The task: Copy the records below exactly as they appear.
** START **
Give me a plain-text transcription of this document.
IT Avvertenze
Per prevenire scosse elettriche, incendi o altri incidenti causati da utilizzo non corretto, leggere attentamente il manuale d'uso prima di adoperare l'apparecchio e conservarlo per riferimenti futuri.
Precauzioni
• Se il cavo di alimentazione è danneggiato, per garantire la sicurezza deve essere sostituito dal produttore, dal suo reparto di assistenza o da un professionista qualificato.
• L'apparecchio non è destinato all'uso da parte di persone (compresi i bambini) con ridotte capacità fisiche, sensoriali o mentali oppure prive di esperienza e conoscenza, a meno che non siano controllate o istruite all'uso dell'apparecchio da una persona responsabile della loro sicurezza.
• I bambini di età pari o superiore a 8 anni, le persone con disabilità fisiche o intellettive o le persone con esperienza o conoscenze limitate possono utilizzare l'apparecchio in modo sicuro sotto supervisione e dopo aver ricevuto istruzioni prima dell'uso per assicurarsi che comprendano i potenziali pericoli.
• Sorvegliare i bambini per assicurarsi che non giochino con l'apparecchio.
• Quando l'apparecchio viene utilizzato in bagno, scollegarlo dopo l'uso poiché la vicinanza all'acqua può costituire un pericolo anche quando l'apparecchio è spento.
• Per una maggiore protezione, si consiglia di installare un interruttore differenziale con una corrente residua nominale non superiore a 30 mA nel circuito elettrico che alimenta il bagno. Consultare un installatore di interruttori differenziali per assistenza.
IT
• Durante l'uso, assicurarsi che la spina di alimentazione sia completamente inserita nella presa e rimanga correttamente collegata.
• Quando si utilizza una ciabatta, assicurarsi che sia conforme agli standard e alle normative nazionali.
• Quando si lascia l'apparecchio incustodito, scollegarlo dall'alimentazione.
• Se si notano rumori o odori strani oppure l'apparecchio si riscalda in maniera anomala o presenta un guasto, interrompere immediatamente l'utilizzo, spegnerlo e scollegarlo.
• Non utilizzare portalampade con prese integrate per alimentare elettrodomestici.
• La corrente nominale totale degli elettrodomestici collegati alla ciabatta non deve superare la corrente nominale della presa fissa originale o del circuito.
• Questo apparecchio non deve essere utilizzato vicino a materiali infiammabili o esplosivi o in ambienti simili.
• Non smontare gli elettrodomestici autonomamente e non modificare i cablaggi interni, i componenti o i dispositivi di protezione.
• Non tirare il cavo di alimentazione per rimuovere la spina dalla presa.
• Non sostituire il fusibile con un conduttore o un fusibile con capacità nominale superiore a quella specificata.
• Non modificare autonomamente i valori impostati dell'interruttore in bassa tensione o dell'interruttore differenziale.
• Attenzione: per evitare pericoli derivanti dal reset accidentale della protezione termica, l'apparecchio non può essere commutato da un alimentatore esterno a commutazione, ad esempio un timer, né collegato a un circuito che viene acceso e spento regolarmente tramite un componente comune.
** END **
Written response:
Give me a plain-text transcription of this document.
IT Avvertenze
Per prevenire scosse elettriche, incendi o altri incidenti causati da utilizzo non corretto, leggere attentamente il manuale d'uso prima di adoperare l'apparecchio e conservarlo per riferimenti futuri.
Precauzioni
• Se il cavo di alimentazione è danneggiato, per garantire la sicurezza deve essere sostituito dal produttore, dal suo reparto di assistenza o da un professionista qualificato.
• L'apparecchio non è destinato all'uso da parte di persone (compresi i bambini) con ridotte capacità fisiche, sensoriali o mentali oppure prive di esperienza e conoscenza, a meno che non siano controllate o istruite all'uso dell'apparecchio da una persona responsabile della loro sicurezza.
• I bambini di età pari o superiore a 8 anni, le persone con disabilità fisiche o intellettive o le persone con esperienza o conoscenze limitate possono utilizzare l'apparecchio in modo sicuro sotto supervisione e dopo aver ricevuto istruzioni prima dell'uso per assicurarsi che comprendano i potenziali pericoli.
• Sorvegliare i bambini per assicurarsi che non giochino con l'apparecchio.
• Quando l'apparecchio viene utilizzato in bagno, scollegarlo dopo l'uso poiché la vicinanza all'acqua può costituire un pericolo anche quando l'apparecchio è spento.
• Per una maggiore protezione, si consiglia di installare un interruttore differenziale con una corrente residua nominale non superiore a 30 mA nel circuito elettrico che alimenta il bagno. Consultare un installatore di interruttori differenziali per assistenza.
IT
• Durante l'uso, assicurarsi che la spina di alimentazione sia completamente inserita nella presa e rimanga correttamente collegata.
• Quando si utilizza una ciabatta, assicurarsi che sia conforme agli standard e alle normative nazionali.
• Quando si lascia l'apparecchio incustodito, scollegarlo dall'alimentazione.
• Se si notano rumori o odori strani oppure l'apparecchio si riscalda in maniera anomala o presenta un guasto, interrompere immediatamente l'utilizzo, spegnerlo e scollegarlo.
• Non utilizzare portalampade con prese integrate per alimentare elettrodomestici.
• La corrente nominale totale degli elettrodomestici collegati alla ciabatta non deve superare la corrente nominale della presa fissa originale o del circuito.
• Questo apparecchio non deve essere utilizzato vicino a materiali infiammabili o esplosivi o in ambienti simili.
• Non smontare gli elettrodomestici autonomamente e non modificare i cablaggi interni, i componenti o i dispositivi di protezione.
• Non tirare il cavo di alimentazione per rimuovere la spina dalla presa.
• Non sostituire il fusibile con un conduttore o un fusibile con capacità nominale superiore a quella specificata.
• Non modificare autonomamente i valori impostati dell'interruttore in bassa tensione o dell'interruttore differenziale.
• Attenzione: per evitare pericoli derivanti dal reset accidentale della protezione termica, l'apparecchio non può essere commutato da un alimentatore esterno a commutazione, ad esempio un timer, né collegato a un circuito che viene acceso e spento regolarmente tramite un componente comune.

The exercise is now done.